Task directions: Report the count of lines below in which the string "color" occurs; include nothing else.

### Data extract

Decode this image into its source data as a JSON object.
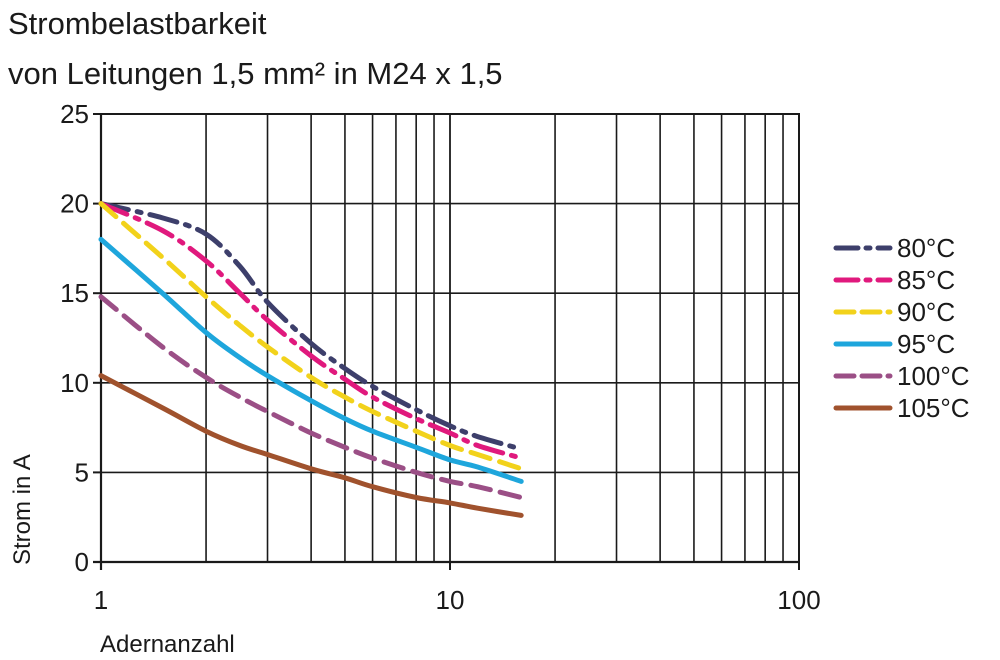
{
  "chart_data": {
    "type": "line",
    "title": "Strombelastbarkeit",
    "subtitle": "von Leitungen 1,5 mm² in M24 x 1,5",
    "xlabel": "Adernanzahl",
    "ylabel": "Strom in A",
    "x_scale": "log",
    "xlim": [
      1,
      100
    ],
    "ylim": [
      0,
      25
    ],
    "x_ticks": [
      "1",
      "10",
      "100"
    ],
    "y_ticks": [
      "0",
      "5",
      "10",
      "15",
      "20",
      "25"
    ],
    "grid": true,
    "legend_position": "right",
    "series": [
      {
        "name": "80°C",
        "color": "#3d3f6b",
        "dash": "dash-dot",
        "x": [
          1,
          1.5,
          2,
          2.5,
          3,
          4,
          5,
          6,
          8,
          10,
          12,
          16
        ],
        "y": [
          20.0,
          19.2,
          18.3,
          16.5,
          14.5,
          12.2,
          10.8,
          9.8,
          8.5,
          7.6,
          7.0,
          6.3
        ]
      },
      {
        "name": "85°C",
        "color": "#e0197d",
        "dash": "dash-dot",
        "x": [
          1,
          1.5,
          2,
          2.5,
          3,
          4,
          5,
          6,
          8,
          10,
          12,
          16
        ],
        "y": [
          20.0,
          18.5,
          16.8,
          15.0,
          13.5,
          11.5,
          10.2,
          9.2,
          8.0,
          7.2,
          6.5,
          5.8
        ]
      },
      {
        "name": "90°C",
        "color": "#f2d21b",
        "dash": "dash",
        "x": [
          1,
          1.5,
          2,
          2.5,
          3,
          4,
          5,
          6,
          8,
          10,
          12,
          16
        ],
        "y": [
          20.0,
          17.0,
          14.8,
          13.2,
          12.0,
          10.3,
          9.2,
          8.4,
          7.3,
          6.5,
          6.0,
          5.2
        ]
      },
      {
        "name": "95°C",
        "color": "#1ea6dc",
        "dash": "solid",
        "x": [
          1,
          1.5,
          2,
          2.5,
          3,
          4,
          5,
          6,
          8,
          10,
          12,
          16
        ],
        "y": [
          18.0,
          15.0,
          12.8,
          11.4,
          10.4,
          9.0,
          8.0,
          7.3,
          6.4,
          5.7,
          5.3,
          4.5
        ]
      },
      {
        "name": "100°C",
        "color": "#9b4f86",
        "dash": "dash",
        "x": [
          1,
          1.5,
          2,
          2.5,
          3,
          4,
          5,
          6,
          8,
          10,
          12,
          16
        ],
        "y": [
          14.8,
          12.0,
          10.3,
          9.2,
          8.4,
          7.2,
          6.4,
          5.8,
          5.0,
          4.5,
          4.2,
          3.6
        ]
      },
      {
        "name": "105°C",
        "color": "#a0522d",
        "dash": "solid",
        "x": [
          1,
          1.5,
          2,
          2.5,
          3,
          4,
          5,
          6,
          8,
          10,
          12,
          16
        ],
        "y": [
          10.4,
          8.6,
          7.3,
          6.5,
          6.0,
          5.2,
          4.7,
          4.2,
          3.6,
          3.3,
          3.0,
          2.6
        ]
      }
    ]
  }
}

######

Output below: 6